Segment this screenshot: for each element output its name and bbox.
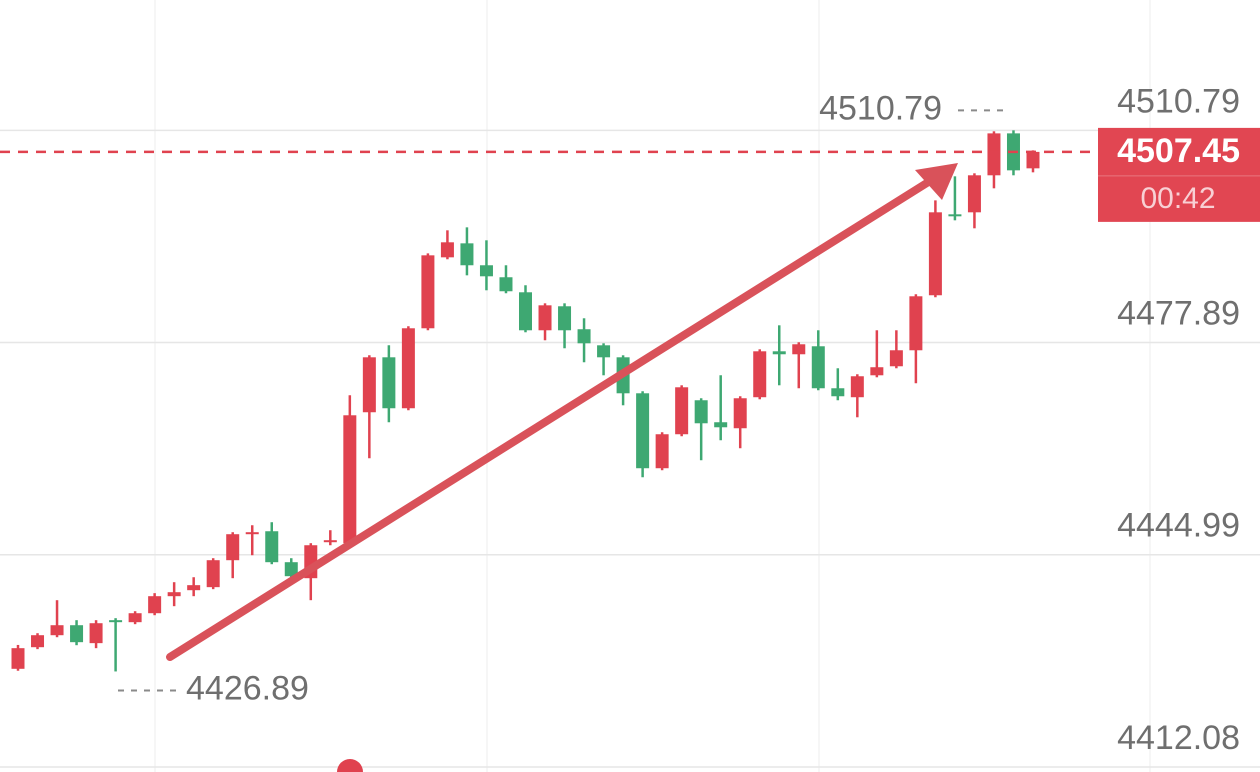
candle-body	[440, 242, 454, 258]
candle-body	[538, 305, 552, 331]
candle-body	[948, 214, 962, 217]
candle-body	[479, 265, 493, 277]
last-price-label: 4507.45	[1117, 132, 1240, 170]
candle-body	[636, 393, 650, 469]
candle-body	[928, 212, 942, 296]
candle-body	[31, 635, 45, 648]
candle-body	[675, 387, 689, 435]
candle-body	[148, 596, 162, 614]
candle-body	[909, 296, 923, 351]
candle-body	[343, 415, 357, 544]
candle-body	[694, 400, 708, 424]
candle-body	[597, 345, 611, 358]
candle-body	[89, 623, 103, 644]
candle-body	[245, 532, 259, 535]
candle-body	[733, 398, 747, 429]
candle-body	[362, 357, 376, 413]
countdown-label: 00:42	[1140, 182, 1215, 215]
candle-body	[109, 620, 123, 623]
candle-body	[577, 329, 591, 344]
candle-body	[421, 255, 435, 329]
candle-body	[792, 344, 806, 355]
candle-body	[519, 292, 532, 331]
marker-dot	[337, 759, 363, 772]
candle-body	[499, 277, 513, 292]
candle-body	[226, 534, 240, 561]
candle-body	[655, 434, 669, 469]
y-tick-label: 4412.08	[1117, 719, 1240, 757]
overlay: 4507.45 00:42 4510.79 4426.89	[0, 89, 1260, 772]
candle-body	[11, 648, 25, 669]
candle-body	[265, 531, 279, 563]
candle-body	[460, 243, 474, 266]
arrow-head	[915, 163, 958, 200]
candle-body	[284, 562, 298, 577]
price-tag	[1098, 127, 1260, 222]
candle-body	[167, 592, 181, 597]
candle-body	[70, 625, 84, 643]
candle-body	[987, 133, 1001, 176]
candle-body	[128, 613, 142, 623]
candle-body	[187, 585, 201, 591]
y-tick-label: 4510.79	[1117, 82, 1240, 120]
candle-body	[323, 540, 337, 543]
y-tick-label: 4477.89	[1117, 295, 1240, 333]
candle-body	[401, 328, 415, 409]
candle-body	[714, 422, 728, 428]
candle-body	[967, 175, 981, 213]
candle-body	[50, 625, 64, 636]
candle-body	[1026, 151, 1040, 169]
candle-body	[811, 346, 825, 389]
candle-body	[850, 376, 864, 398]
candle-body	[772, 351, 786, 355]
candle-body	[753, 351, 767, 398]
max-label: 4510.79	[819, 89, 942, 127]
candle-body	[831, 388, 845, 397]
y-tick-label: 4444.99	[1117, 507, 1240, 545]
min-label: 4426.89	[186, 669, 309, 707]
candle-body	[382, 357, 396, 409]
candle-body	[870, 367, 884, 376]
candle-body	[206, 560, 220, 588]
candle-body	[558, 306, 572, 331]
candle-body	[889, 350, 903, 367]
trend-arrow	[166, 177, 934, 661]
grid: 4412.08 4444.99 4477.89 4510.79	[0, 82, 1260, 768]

...

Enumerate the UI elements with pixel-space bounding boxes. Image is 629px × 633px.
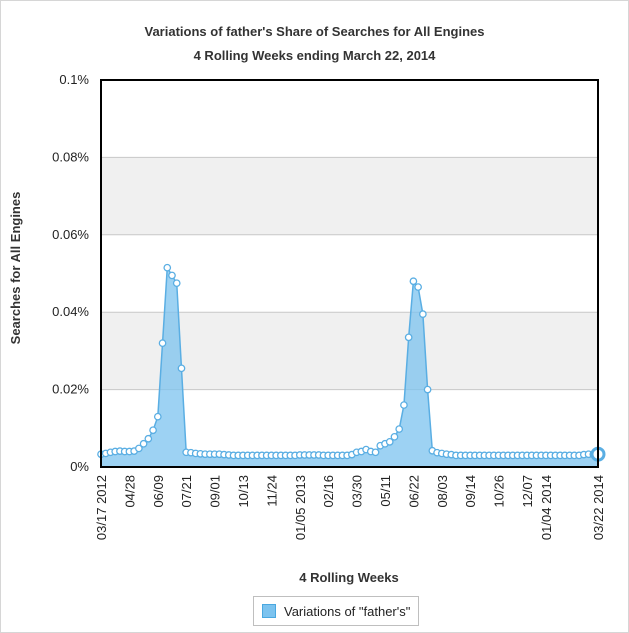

→ WHAT NEEDS TO BE DONE
Put the material into a numbered list, starting at the line that contains "Segment this screenshot: for" and ending at the line that contains "585, 201, 591]", both included. Leave out blank lines and the pictures.

→ FULL OUTPUT
1. Segment this screenshot: for each element output its name and bbox.
2. candle-body	[440, 242, 454, 258]
3. candle-body	[538, 305, 552, 331]
4. candle-body	[948, 214, 962, 217]
5. candle-body	[479, 265, 493, 277]
6. last-price-label: 4507.45	[1117, 132, 1240, 170]
7. candle-body	[636, 393, 650, 469]
8. candle-body	[928, 212, 942, 296]
9. candle-body	[31, 635, 45, 648]
10. candle-body	[675, 387, 689, 435]
11. candle-body	[148, 596, 162, 614]
12. candle-body	[909, 296, 923, 351]
13. candle-body	[343, 415, 357, 544]
14. candle-body	[694, 400, 708, 424]
15. candle-body	[597, 345, 611, 358]
16. candle-body	[89, 623, 103, 644]
17. candle-body	[245, 532, 259, 535]
18. candle-body	[733, 398, 747, 429]
19. candle-body	[362, 357, 376, 413]
20. countdown-label: 00:42	[1140, 182, 1215, 215]
21. candle-body	[109, 620, 123, 623]
22. candle-body	[577, 329, 591, 344]
23. candle-body	[421, 255, 435, 329]
24. candle-body	[792, 344, 806, 355]
25. candle-body	[519, 292, 532, 331]
26. marker-dot	[337, 759, 363, 772]
27. candle-body	[499, 277, 513, 292]
28. candle-body	[226, 534, 240, 561]
29. candle-body	[655, 434, 669, 469]
30. y-tick-label: 4412.08	[1117, 719, 1240, 757]
31. overlay: 4507.45 00:42 4510.79 4426.89	[0, 89, 1260, 772]
32. candle-body	[11, 648, 25, 669]
33. candle-body	[265, 531, 279, 563]
34. candle-body	[460, 243, 474, 266]
35. arrow-head	[915, 163, 958, 200]
36. candle-body	[284, 562, 298, 577]
37. price-tag	[1098, 127, 1260, 222]
38. candle-body	[167, 592, 181, 597]
39. candle-body	[70, 625, 84, 643]
40. candle-body	[987, 133, 1001, 176]
41. candle-body	[128, 613, 142, 623]
42. candle-body	[187, 585, 201, 591]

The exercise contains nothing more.